> _EXCERPTED PASSAGE_:
One of the most important messages is that the p-value cannot tell you if your hypothesis is correct. Instead, it’s the probability of your data given your hypothesis. That sounds tantalizingly similar to “the probability of your hypothesis given your data,” but they’re not the same thing, said Stephen Senn, a biostatistician at the Luxembourg Institute of Health. To understand why, consider this example. “Is the pope Catholic? The answer is yes,” said Senn. “Is a Catholic the pope? The answer is probably not. If you change the order, the statement doesn’t survive.”
A common misconception among nonstatisticians is that p-values can tell you the probability that a result occurred by chance. This interpretation is dead wrong, but you see it again and again and again and again. The p-value only tells you something about the probability of seeing your results given a particular hypothetical explanation — it cannot tell you the probability that the results are true or whether they’re due to random chance. The ASA statement’s Principle No. 2: “P-values do not measure the probability that the studied hypothesis is true, or the probability that the data were produced by random chance alone.”

> _PROVIDED DATA_:

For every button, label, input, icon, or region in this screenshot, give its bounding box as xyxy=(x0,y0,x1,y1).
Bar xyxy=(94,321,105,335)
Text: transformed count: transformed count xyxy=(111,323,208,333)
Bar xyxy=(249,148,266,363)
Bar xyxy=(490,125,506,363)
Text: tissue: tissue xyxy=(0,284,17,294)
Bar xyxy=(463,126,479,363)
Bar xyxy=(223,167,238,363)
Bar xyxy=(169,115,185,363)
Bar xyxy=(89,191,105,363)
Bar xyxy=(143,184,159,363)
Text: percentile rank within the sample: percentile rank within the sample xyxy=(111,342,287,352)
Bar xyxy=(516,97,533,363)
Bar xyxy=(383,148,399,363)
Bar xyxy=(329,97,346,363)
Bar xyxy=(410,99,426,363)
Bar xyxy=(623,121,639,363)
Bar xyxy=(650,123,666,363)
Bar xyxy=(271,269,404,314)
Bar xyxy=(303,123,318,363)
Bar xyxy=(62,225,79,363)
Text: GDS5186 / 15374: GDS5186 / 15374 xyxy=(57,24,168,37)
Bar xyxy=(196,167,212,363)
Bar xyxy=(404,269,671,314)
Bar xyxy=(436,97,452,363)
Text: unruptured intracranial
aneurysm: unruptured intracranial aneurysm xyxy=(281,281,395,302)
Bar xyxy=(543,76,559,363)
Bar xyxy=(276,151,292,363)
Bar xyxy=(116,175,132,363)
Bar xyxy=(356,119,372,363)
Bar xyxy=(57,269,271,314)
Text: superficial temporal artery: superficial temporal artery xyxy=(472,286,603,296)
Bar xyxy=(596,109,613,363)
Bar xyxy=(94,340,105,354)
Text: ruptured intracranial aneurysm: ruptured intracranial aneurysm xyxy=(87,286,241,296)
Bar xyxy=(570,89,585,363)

> _EXERCISES_:
1. From the passage on p-values, list each thing it says the p-value "cannot tell you."
2. According to the passage on p-values, where does Stephen Senn work?

> _ACTIVITY ANSWERS_:
1.
- If your hypothesis is correct
- The probability that the results are true
- Whether the results are due to random chance

2. The Luxembourg Institute of Health